#### STATED PROBLEM:
Copy out each line that has "hogares" in it.

#### RECORD LIST:
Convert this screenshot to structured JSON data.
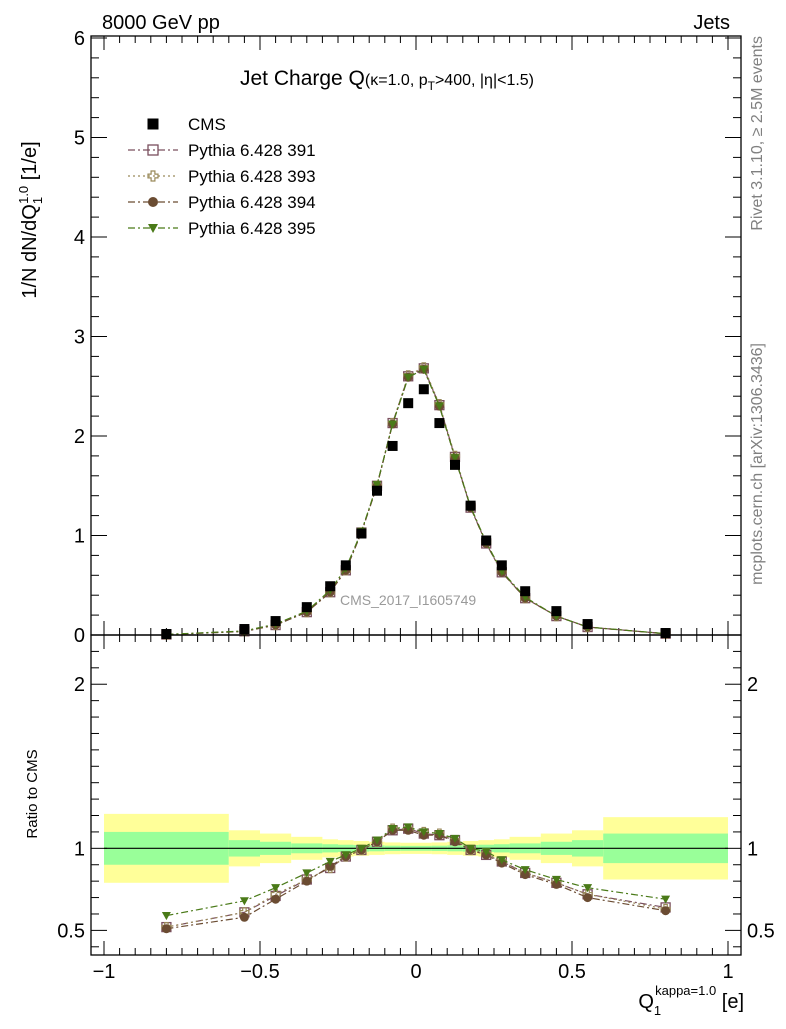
{
  "header": {
    "left": "8000 GeV pp",
    "right": "Jets"
  },
  "side_labels": {
    "rivet": "Rivet 3.1.10, ≥ 2.5M events",
    "mcplots": "mcplots.cern.ch [arXiv:1306.3436]"
  },
  "chart_data": [
    {
      "type": "scatter",
      "panel": "main",
      "title": {
        "main": "Jet Charge Q",
        "paren_open": "(",
        "kappa": "κ=1.0, p",
        "pt_sub": "T",
        "cuts": ">400, |η|<1.5)"
      },
      "watermark": "CMS_2017_I1605749",
      "ylabel": {
        "prefix": "1/N dN/dQ",
        "sub": "1",
        "sup": "1.0",
        "suffix": " [1/e]"
      },
      "xlim": [
        -1.0,
        1.0
      ],
      "ylim": [
        0,
        6
      ],
      "y_ticks": [
        0,
        1,
        2,
        3,
        4,
        5,
        6
      ],
      "y_tick_labels": [
        "0",
        "1",
        "2",
        "3",
        "4",
        "5",
        "6"
      ],
      "legend_position": "top-left",
      "x": [
        -0.8,
        -0.55,
        -0.45,
        -0.35,
        -0.275,
        -0.225,
        -0.175,
        -0.125,
        -0.075,
        -0.025,
        0.025,
        0.075,
        0.125,
        0.175,
        0.225,
        0.275,
        0.35,
        0.45,
        0.55,
        0.8
      ],
      "series": [
        {
          "name": "CMS",
          "style": "data",
          "color": "#000000",
          "marker": "square-filled",
          "values": [
            0.01,
            0.06,
            0.14,
            0.28,
            0.49,
            0.7,
            1.02,
            1.45,
            1.9,
            2.33,
            2.47,
            2.13,
            1.71,
            1.3,
            0.95,
            0.7,
            0.44,
            0.24,
            0.11,
            0.02
          ]
        },
        {
          "name": "Pythia 6.428 391",
          "style": "mc",
          "color": "#7a4f5e",
          "marker": "square-open",
          "dash": "7,3,2,3",
          "values": [
            0.005,
            0.037,
            0.1,
            0.23,
            0.43,
            0.65,
            1.03,
            1.5,
            2.13,
            2.6,
            2.68,
            2.31,
            1.79,
            1.28,
            0.92,
            0.63,
            0.37,
            0.19,
            0.08,
            0.013
          ]
        },
        {
          "name": "Pythia 6.428 393",
          "style": "mc",
          "color": "#9a8a5a",
          "marker": "cross-open",
          "dash": "2,3",
          "values": [
            0.005,
            0.037,
            0.1,
            0.23,
            0.43,
            0.65,
            1.03,
            1.5,
            2.13,
            2.61,
            2.69,
            2.32,
            1.8,
            1.29,
            0.93,
            0.64,
            0.37,
            0.19,
            0.08,
            0.013
          ]
        },
        {
          "name": "Pythia 6.428 394",
          "style": "mc",
          "color": "#6b4c32",
          "marker": "circle-filled",
          "dash": "7,3,2,3",
          "values": [
            0.005,
            0.035,
            0.1,
            0.23,
            0.43,
            0.65,
            1.03,
            1.5,
            2.12,
            2.59,
            2.67,
            2.3,
            1.78,
            1.28,
            0.92,
            0.63,
            0.37,
            0.19,
            0.08,
            0.012
          ]
        },
        {
          "name": "Pythia 6.428 395",
          "style": "mc",
          "color": "#4a7a18",
          "marker": "triangle-down-filled",
          "dash": "7,3,2,3",
          "values": [
            0.006,
            0.041,
            0.11,
            0.24,
            0.45,
            0.67,
            1.04,
            1.51,
            2.12,
            2.59,
            2.67,
            2.3,
            1.78,
            1.29,
            0.93,
            0.64,
            0.38,
            0.19,
            0.08,
            0.014
          ]
        }
      ]
    },
    {
      "type": "scatter",
      "panel": "ratio",
      "ylabel": "Ratio to CMS",
      "xlabel": {
        "main": "Q",
        "sub": "1",
        "sup": "kappa=1.0",
        "suffix": " [e]"
      },
      "xlim": [
        -1.0,
        1.0
      ],
      "ylim": [
        0.35,
        2.3
      ],
      "x_ticks": [
        -1.0,
        -0.5,
        0.0,
        0.5,
        1.0
      ],
      "x_tick_labels": [
        "−1",
        "−0.5",
        "0",
        "0.5",
        "1"
      ],
      "y_ticks": [
        0.5,
        1,
        2
      ],
      "y_tick_labels": [
        "0.5",
        "1",
        "2"
      ],
      "bands": {
        "edges": [
          -1.0,
          -0.6,
          -0.5,
          -0.4,
          -0.3,
          -0.25,
          -0.2,
          -0.15,
          -0.1,
          -0.05,
          0.0,
          0.05,
          0.1,
          0.15,
          0.2,
          0.25,
          0.3,
          0.4,
          0.5,
          0.6,
          1.0
        ],
        "inner_half_width": [
          0.1,
          0.05,
          0.04,
          0.03,
          0.025,
          0.022,
          0.02,
          0.018,
          0.016,
          0.015,
          0.015,
          0.016,
          0.018,
          0.02,
          0.022,
          0.025,
          0.03,
          0.04,
          0.05,
          0.09
        ],
        "outer_half_width": [
          0.21,
          0.11,
          0.09,
          0.07,
          0.055,
          0.05,
          0.045,
          0.04,
          0.036,
          0.034,
          0.034,
          0.036,
          0.04,
          0.045,
          0.05,
          0.055,
          0.07,
          0.09,
          0.11,
          0.19
        ],
        "inner_color": "#99ff99",
        "outer_color": "#ffff99"
      },
      "x": [
        -0.8,
        -0.55,
        -0.45,
        -0.35,
        -0.275,
        -0.225,
        -0.175,
        -0.125,
        -0.075,
        -0.025,
        0.025,
        0.075,
        0.125,
        0.175,
        0.225,
        0.275,
        0.35,
        0.45,
        0.55,
        0.8
      ],
      "series": [
        {
          "name": "Pythia 6.428 391",
          "color": "#7a4f5e",
          "marker": "square-open",
          "dash": "7,3,2,3",
          "values": [
            0.52,
            0.61,
            0.71,
            0.81,
            0.88,
            0.95,
            0.99,
            1.04,
            1.11,
            1.12,
            1.09,
            1.08,
            1.05,
            0.99,
            0.96,
            0.92,
            0.85,
            0.79,
            0.72,
            0.64
          ]
        },
        {
          "name": "Pythia 6.428 393",
          "color": "#9a8a5a",
          "marker": "cross-open",
          "dash": "2,3",
          "values": [
            0.52,
            0.61,
            0.72,
            0.81,
            0.88,
            0.95,
            0.99,
            1.04,
            1.12,
            1.12,
            1.1,
            1.09,
            1.05,
            0.99,
            0.97,
            0.92,
            0.85,
            0.79,
            0.72,
            0.63
          ]
        },
        {
          "name": "Pythia 6.428 394",
          "color": "#6b4c32",
          "marker": "circle-filled",
          "dash": "7,3,2,3",
          "values": [
            0.51,
            0.58,
            0.69,
            0.8,
            0.89,
            0.95,
            0.99,
            1.04,
            1.11,
            1.11,
            1.08,
            1.08,
            1.04,
            0.99,
            0.96,
            0.91,
            0.84,
            0.78,
            0.7,
            0.62
          ]
        },
        {
          "name": "Pythia 6.428 395",
          "color": "#4a7a18",
          "marker": "triangle-down-filled",
          "dash": "7,3,2,3",
          "values": [
            0.59,
            0.68,
            0.76,
            0.85,
            0.92,
            0.96,
            1.0,
            1.05,
            1.12,
            1.13,
            1.1,
            1.09,
            1.06,
            1.0,
            0.98,
            0.93,
            0.87,
            0.81,
            0.76,
            0.69
          ]
        }
      ]
    }
  ]
}
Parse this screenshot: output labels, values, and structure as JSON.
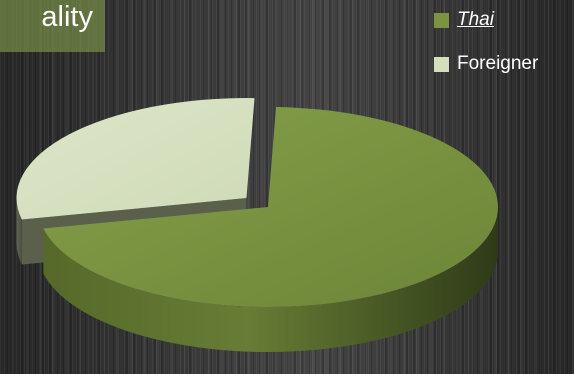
{
  "chart_data": {
    "type": "pie",
    "title": "ality",
    "categories": [
      "Thai",
      "Foreigner"
    ],
    "values": [
      71,
      29
    ],
    "legend_position": "top-right",
    "exploded": "Foreigner",
    "colors": [
      "#7a9440",
      "#d4dfbe"
    ]
  }
}
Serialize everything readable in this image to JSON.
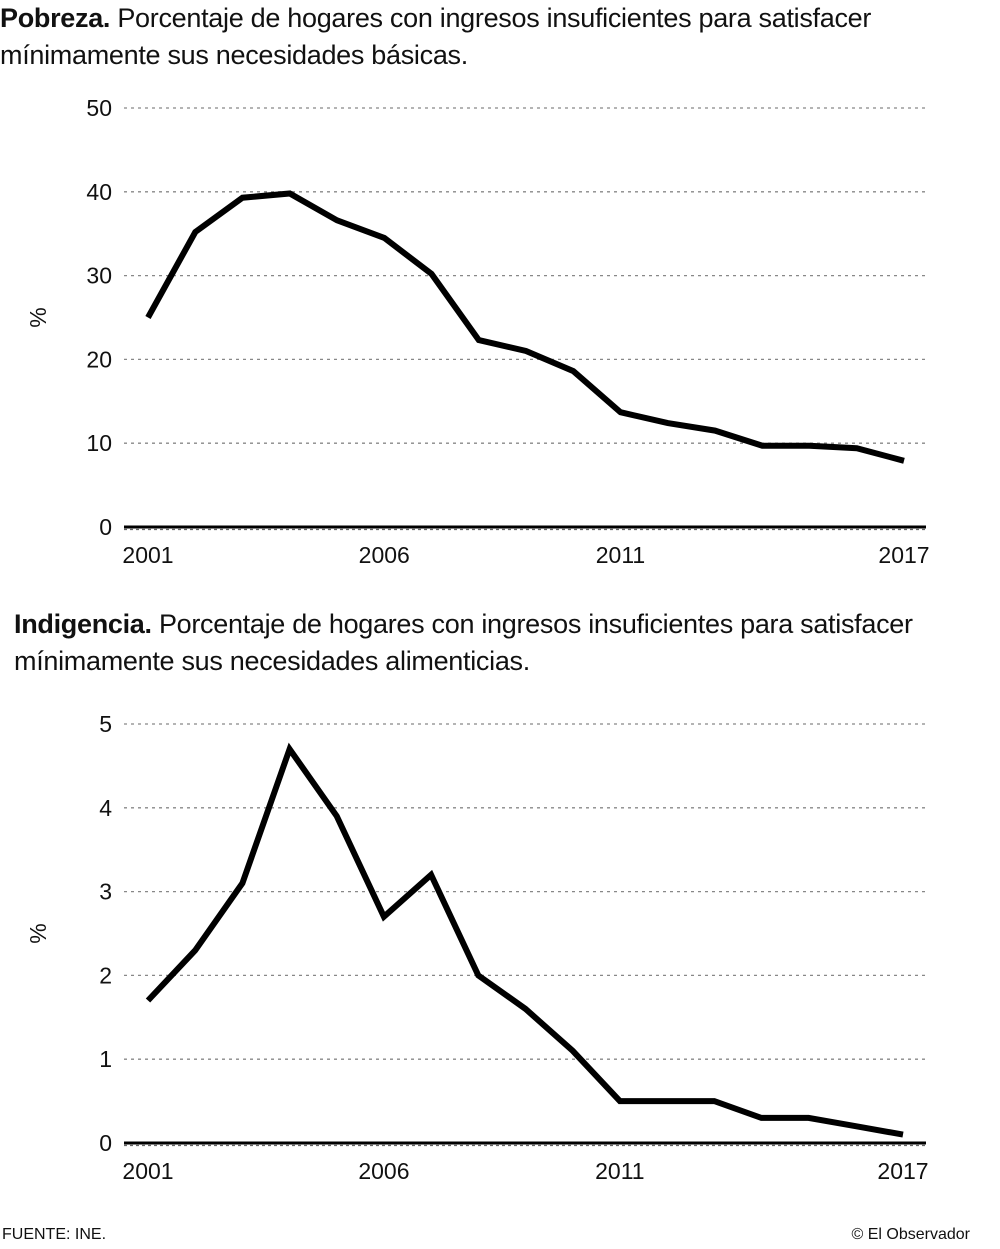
{
  "chart_data": [
    {
      "type": "line",
      "title": "Pobreza.",
      "subtitle": "Porcentaje de hogares con ingresos insuficientes para satisfacer mínimamente sus necesidades básicas.",
      "xlabel": "",
      "ylabel": "%",
      "xlim": [
        2001,
        2017
      ],
      "ylim": [
        0,
        50
      ],
      "yticks": [
        0,
        10,
        20,
        30,
        40,
        50
      ],
      "xticks": [
        2001,
        2006,
        2011,
        2017
      ],
      "grid": true,
      "x": [
        2001,
        2002,
        2003,
        2004,
        2005,
        2006,
        2007,
        2008,
        2009,
        2010,
        2011,
        2012,
        2013,
        2014,
        2015,
        2016,
        2017
      ],
      "series": [
        {
          "values": [
            25,
            35.2,
            39.3,
            39.8,
            36.6,
            34.5,
            30.2,
            22.3,
            21.0,
            18.6,
            13.7,
            12.4,
            11.5,
            9.7,
            9.7,
            9.4,
            7.9
          ]
        }
      ],
      "color": "#000000"
    },
    {
      "type": "line",
      "title": "Indigencia.",
      "subtitle": "Porcentaje de hogares con ingresos insuficientes para satisfacer mínimamente sus necesidades alimenticias.",
      "xlabel": "",
      "ylabel": "%",
      "xlim": [
        2001,
        2017
      ],
      "ylim": [
        0,
        5
      ],
      "yticks": [
        0,
        1,
        2,
        3,
        4,
        5
      ],
      "xticks": [
        2001,
        2006,
        2011,
        2017
      ],
      "grid": true,
      "x": [
        2001,
        2002,
        2003,
        2004,
        2005,
        2006,
        2007,
        2008,
        2009,
        2010,
        2011,
        2012,
        2013,
        2014,
        2015,
        2016,
        2017
      ],
      "series": [
        {
          "values": [
            1.7,
            2.3,
            3.1,
            4.7,
            3.9,
            2.7,
            3.2,
            2.0,
            1.6,
            1.1,
            0.5,
            0.5,
            0.5,
            0.3,
            0.3,
            0.2,
            0.1
          ]
        }
      ],
      "color": "#000000"
    }
  ],
  "footer": {
    "source": "FUENTE: INE.",
    "credit": "© El Observador"
  }
}
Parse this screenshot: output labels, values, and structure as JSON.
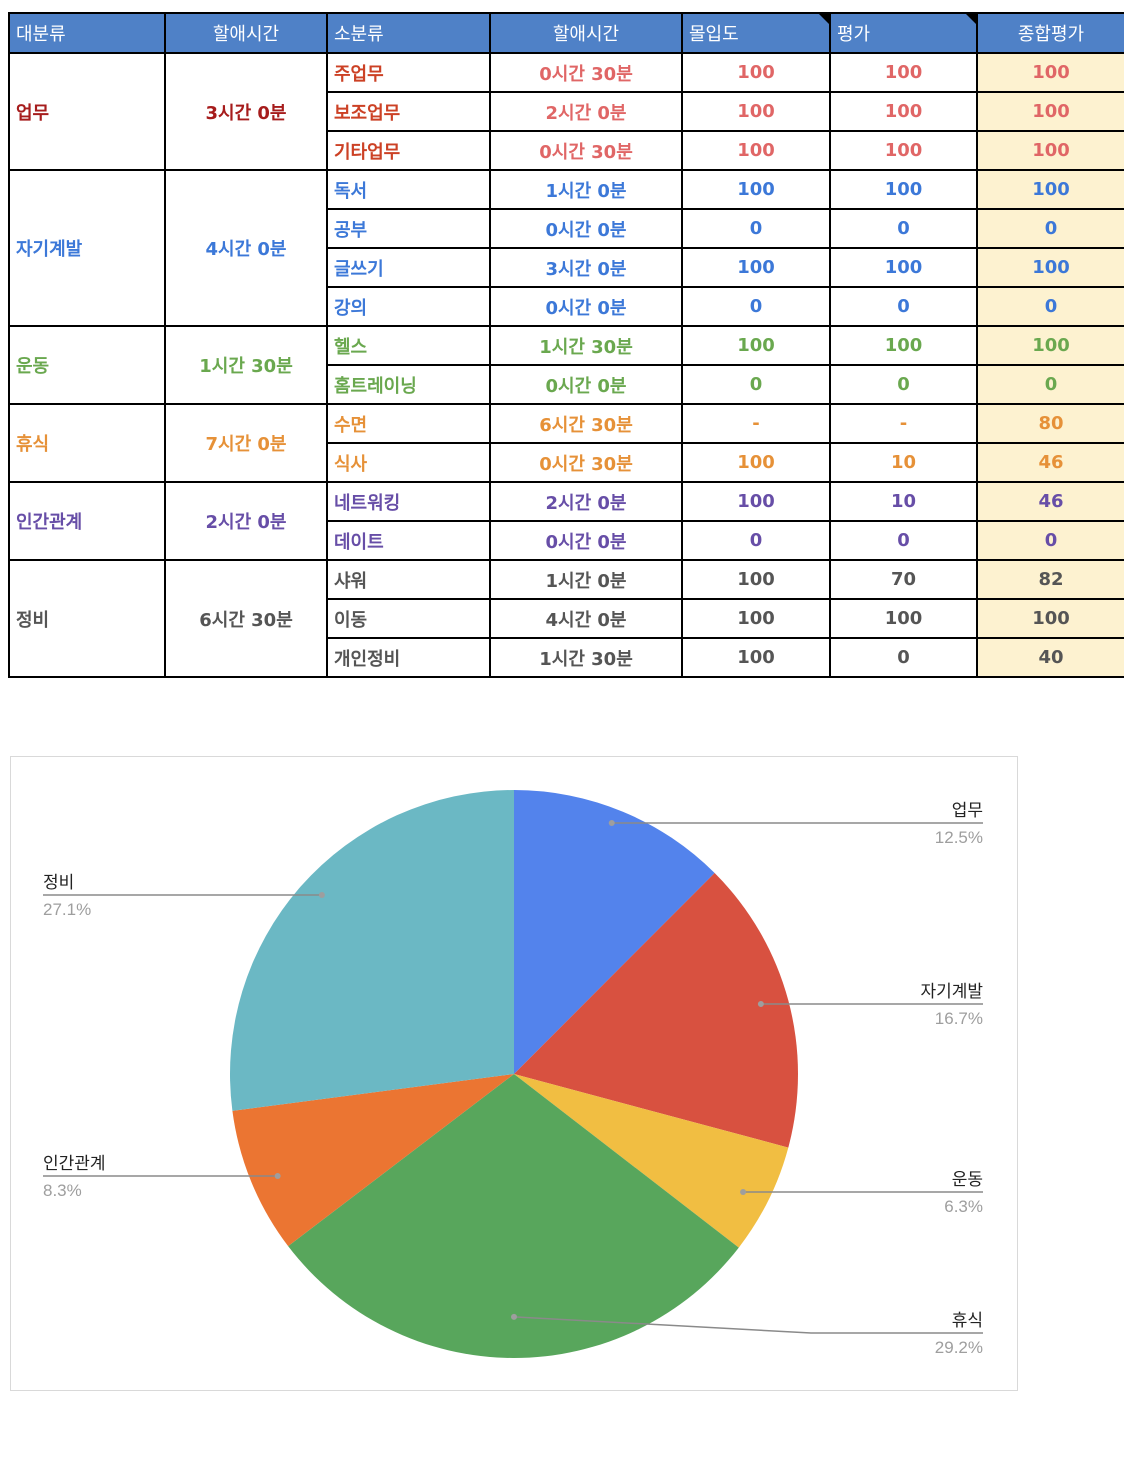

#### RESULT:
      "subtitle": "Porcentaje de hogares con ingresos insuficientes para satisfacer mínimamente sus necesidades básicas.",
      "subtitle": "Porcentaje de hogares con ingresos insuficientes para satisfacer mínimamente sus necesidades alimenticias.",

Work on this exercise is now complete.